## Required work
Your answer should be one number: how many lines of the records hold the string "title".

## Records

※

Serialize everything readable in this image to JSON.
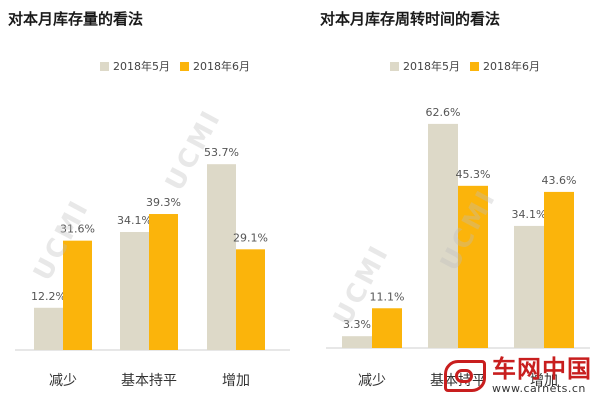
{
  "colors": {
    "may": "#ddd9c8",
    "june": "#fbb40b",
    "axis": "#cfcfcf",
    "logo": "#c81e1e"
  },
  "watermark": "UCMI",
  "chart_data": [
    {
      "type": "bar",
      "title": "对本月库存量的看法",
      "categories": [
        "减少",
        "基本持平",
        "增加"
      ],
      "series": [
        {
          "name": "2018年5月",
          "values": [
            12.2,
            34.1,
            53.7
          ],
          "labels": [
            "12.2%",
            "34.1%",
            "53.7%"
          ]
        },
        {
          "name": "2018年6月",
          "values": [
            31.6,
            39.3,
            29.1
          ],
          "labels": [
            "31.6%",
            "39.3%",
            "29.1%"
          ]
        }
      ],
      "ylim": [
        0,
        60
      ],
      "grid": false,
      "legend": "top"
    },
    {
      "type": "bar",
      "title": "对本月库存周转时间的看法",
      "categories": [
        "减少",
        "基本持平",
        "增加"
      ],
      "series": [
        {
          "name": "2018年5月",
          "values": [
            3.3,
            62.6,
            34.1
          ],
          "labels": [
            "3.3%",
            "62.6%",
            "34.1%"
          ]
        },
        {
          "name": "2018年6月",
          "values": [
            11.1,
            45.3,
            43.6
          ],
          "labels": [
            "11.1%",
            "45.3%",
            "43.6%"
          ]
        }
      ],
      "ylim": [
        0,
        70
      ],
      "grid": false,
      "legend": "top"
    }
  ],
  "logo": {
    "name": "车网中国",
    "url": "www.carnets.cn"
  }
}
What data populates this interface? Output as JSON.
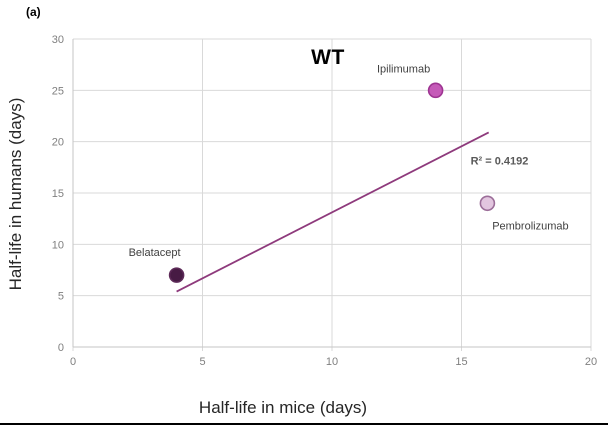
{
  "figure": {
    "panel_label": "(a)"
  },
  "chart_data": {
    "type": "scatter",
    "title": "WT",
    "xlabel": "Half-life in mice (days)",
    "ylabel": "Half-life in humans (days)",
    "xlim": [
      0,
      20
    ],
    "ylim": [
      0,
      30
    ],
    "xticks": [
      0,
      5,
      10,
      15,
      20
    ],
    "yticks": [
      0,
      5,
      10,
      15,
      20,
      25,
      30
    ],
    "grid": true,
    "legend_position": "none",
    "grid_color": "#d9d9d9",
    "axis_color": "#c6c6c6",
    "tick_label_color": "#7f7f7f",
    "point_label_color": "#3f3f3f",
    "points": [
      {
        "label": "Belatacept",
        "x": 4,
        "y": 7,
        "fill": "#471b44",
        "stroke": "#5d2a58",
        "label_offset": [
          -22,
          -19
        ]
      },
      {
        "label": "Ipilimumab",
        "x": 14,
        "y": 25,
        "fill": "#c55ab8",
        "stroke": "#9e3492",
        "label_offset": [
          -32,
          -18
        ]
      },
      {
        "label": "Pembrolizumab",
        "x": 16,
        "y": 14,
        "fill": "#e2c6df",
        "stroke": "#9c6e99",
        "label_offset": [
          43,
          26
        ]
      }
    ],
    "trendline": {
      "x1": 4,
      "y1": 5.4,
      "x2": 16.05,
      "y2": 20.9,
      "color": "#8e3a7c",
      "width": 1.8
    },
    "annotation": {
      "text": "R² = 0.4192",
      "x": 15.35,
      "y": 17.8,
      "color": "#595959"
    }
  }
}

※

## Result below
3